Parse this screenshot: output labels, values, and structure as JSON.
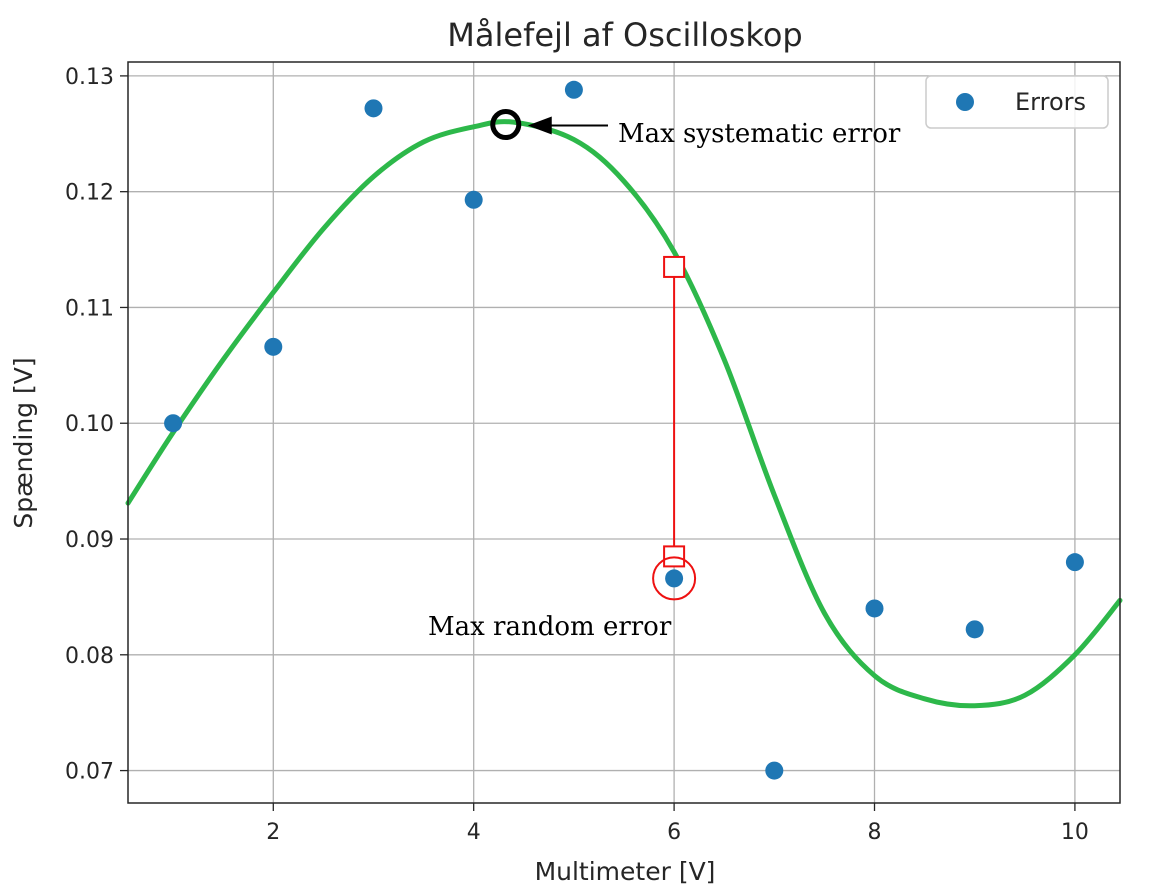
{
  "chart_data": {
    "type": "scatter",
    "title": "Målefejl af Oscilloskop",
    "xlabel": "Multimeter [V]",
    "ylabel": "Spænding [V]",
    "xlim": [
      0.55,
      10.45
    ],
    "ylim": [
      0.0672,
      0.1312
    ],
    "grid": true,
    "legend": {
      "position": "top-right",
      "entries": [
        "Errors"
      ]
    },
    "x_ticks": [
      2,
      4,
      6,
      8,
      10
    ],
    "x_tick_labels": [
      "2",
      "4",
      "6",
      "8",
      "10"
    ],
    "y_ticks": [
      0.07,
      0.08,
      0.09,
      0.1,
      0.11,
      0.12,
      0.13
    ],
    "y_tick_labels": [
      "0.07",
      "0.08",
      "0.09",
      "0.10",
      "0.11",
      "0.12",
      "0.13"
    ],
    "series": [
      {
        "name": "Errors",
        "color": "#1f77b4",
        "x": [
          1,
          2,
          3,
          4,
          5,
          6,
          7,
          8,
          9,
          10
        ],
        "y": [
          0.1,
          0.1066,
          0.1272,
          0.1193,
          0.1288,
          0.0866,
          0.07,
          0.084,
          0.0822,
          0.088
        ]
      }
    ],
    "fit_curve": {
      "color": "#2db84a",
      "x": [
        0.55,
        1.0,
        1.5,
        2.0,
        2.5,
        3.0,
        3.5,
        4.0,
        4.4,
        5.0,
        5.5,
        6.0,
        6.5,
        7.0,
        7.5,
        8.0,
        8.5,
        9.0,
        9.5,
        10.0,
        10.45
      ],
      "y": [
        0.0931,
        0.0992,
        0.1055,
        0.1113,
        0.1168,
        0.1213,
        0.1243,
        0.1256,
        0.126,
        0.1245,
        0.1209,
        0.1148,
        0.1055,
        0.0938,
        0.0836,
        0.0782,
        0.0762,
        0.0756,
        0.0765,
        0.08,
        0.0847
      ]
    },
    "annotations": {
      "systematic": {
        "text": "Max systematic error",
        "x": 4.32,
        "y": 0.1258,
        "color": "#000000"
      },
      "random": {
        "text": "Max random error",
        "x": 6.0,
        "y_top": 0.1135,
        "y_bottom": 0.0885,
        "point_y": 0.0866,
        "color": "#ee1111"
      }
    }
  }
}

- [Set task]: From the data above, copy each line that has the string "systematic".

- [Exercise solution]:
      "systematic": {
        "text": "Max systematic error",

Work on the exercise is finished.